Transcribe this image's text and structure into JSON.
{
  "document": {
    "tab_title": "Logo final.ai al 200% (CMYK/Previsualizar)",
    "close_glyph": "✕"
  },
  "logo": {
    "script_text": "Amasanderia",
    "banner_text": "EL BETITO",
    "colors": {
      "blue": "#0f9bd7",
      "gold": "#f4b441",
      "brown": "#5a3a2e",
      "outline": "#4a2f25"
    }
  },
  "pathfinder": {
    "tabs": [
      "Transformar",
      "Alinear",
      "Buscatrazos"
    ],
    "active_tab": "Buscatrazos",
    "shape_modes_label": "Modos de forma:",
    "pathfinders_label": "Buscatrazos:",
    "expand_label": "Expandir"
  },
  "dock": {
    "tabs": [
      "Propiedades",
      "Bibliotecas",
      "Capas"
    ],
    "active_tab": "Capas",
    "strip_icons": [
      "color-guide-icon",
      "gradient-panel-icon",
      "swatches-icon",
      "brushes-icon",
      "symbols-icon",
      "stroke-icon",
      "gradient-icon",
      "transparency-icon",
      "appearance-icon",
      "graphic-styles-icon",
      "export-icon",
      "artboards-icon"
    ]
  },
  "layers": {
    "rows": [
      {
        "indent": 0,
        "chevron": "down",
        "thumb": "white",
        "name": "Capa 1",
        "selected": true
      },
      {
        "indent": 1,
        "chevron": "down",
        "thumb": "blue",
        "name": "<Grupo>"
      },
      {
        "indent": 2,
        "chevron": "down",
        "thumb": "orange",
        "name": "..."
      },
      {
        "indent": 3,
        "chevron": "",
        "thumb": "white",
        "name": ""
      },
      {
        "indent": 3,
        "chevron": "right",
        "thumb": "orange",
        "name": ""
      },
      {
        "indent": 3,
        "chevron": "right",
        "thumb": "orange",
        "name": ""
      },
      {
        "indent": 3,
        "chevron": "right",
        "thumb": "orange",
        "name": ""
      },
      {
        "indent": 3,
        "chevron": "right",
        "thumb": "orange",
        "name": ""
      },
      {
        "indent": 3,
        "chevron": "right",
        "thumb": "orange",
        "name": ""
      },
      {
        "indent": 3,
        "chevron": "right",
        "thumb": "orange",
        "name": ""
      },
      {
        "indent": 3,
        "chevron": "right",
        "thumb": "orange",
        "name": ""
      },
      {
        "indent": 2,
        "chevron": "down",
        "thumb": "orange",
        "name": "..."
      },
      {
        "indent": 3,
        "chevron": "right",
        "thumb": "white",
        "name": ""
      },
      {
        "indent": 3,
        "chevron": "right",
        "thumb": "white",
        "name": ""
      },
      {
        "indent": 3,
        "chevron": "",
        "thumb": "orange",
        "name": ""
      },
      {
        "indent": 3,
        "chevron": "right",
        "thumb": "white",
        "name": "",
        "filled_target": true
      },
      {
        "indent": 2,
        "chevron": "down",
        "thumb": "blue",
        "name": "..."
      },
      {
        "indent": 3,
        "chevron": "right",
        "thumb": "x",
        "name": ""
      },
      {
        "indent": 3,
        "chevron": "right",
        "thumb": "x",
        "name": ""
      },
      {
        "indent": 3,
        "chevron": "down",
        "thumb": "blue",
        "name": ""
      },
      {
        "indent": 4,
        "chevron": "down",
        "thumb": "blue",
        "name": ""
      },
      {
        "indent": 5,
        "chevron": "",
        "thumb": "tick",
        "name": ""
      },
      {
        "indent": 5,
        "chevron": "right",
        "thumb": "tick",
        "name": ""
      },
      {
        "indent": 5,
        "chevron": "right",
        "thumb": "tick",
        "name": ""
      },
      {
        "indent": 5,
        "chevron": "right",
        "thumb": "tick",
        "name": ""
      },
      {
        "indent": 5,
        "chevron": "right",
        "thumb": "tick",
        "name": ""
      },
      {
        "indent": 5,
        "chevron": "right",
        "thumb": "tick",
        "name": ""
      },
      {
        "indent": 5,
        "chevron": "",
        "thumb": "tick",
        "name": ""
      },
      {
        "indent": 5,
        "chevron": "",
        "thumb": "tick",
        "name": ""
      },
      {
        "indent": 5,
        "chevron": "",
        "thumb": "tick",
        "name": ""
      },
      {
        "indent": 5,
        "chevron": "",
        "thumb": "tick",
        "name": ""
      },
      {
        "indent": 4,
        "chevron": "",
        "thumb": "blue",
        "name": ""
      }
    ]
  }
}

+ + +

# EXERCISE AIM
Isolate the lines that hold the word "Buscatrazos" and copy all of them.

# SOLVED PROBLEM
      "Buscatrazos"
    "active_tab": "Buscatrazos",
    "pathfinders_label": "Buscatrazos:",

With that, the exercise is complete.